▶ **SET PROBLEM**
Give every entry again, word for word and in full.

Data entries:
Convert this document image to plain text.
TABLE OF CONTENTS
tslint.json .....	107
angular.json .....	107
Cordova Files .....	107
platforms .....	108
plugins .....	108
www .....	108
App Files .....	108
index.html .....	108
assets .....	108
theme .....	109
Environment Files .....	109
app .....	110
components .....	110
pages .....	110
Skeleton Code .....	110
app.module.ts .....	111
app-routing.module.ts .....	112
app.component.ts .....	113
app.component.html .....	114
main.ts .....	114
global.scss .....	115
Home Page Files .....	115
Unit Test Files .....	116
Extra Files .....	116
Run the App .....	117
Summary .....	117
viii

▶ **FULL SOLUTION**
Convert this document image to plain text.
TABLE OF CONTENTS
tslint.json .....	107
angular.json .....	107
Cordova Files .....	107
platforms .....	108
plugins .....	108
www .....	108
App Files .....	108
index.html .....	108
assets .....	108
theme .....	109
Environment Files .....	109
app .....	110
components .....	110
pages .....	110
Skeleton Code .....	110
app.module.ts .....	111
app-routing.module.ts .....	112
app.component.ts .....	113
app.component.html .....	114
main.ts .....	114
global.scss .....	115
Home Page Files .....	115
Unit Test Files .....	116
Extra Files .....	116
Run the App .....	117
Summary .....	117
viii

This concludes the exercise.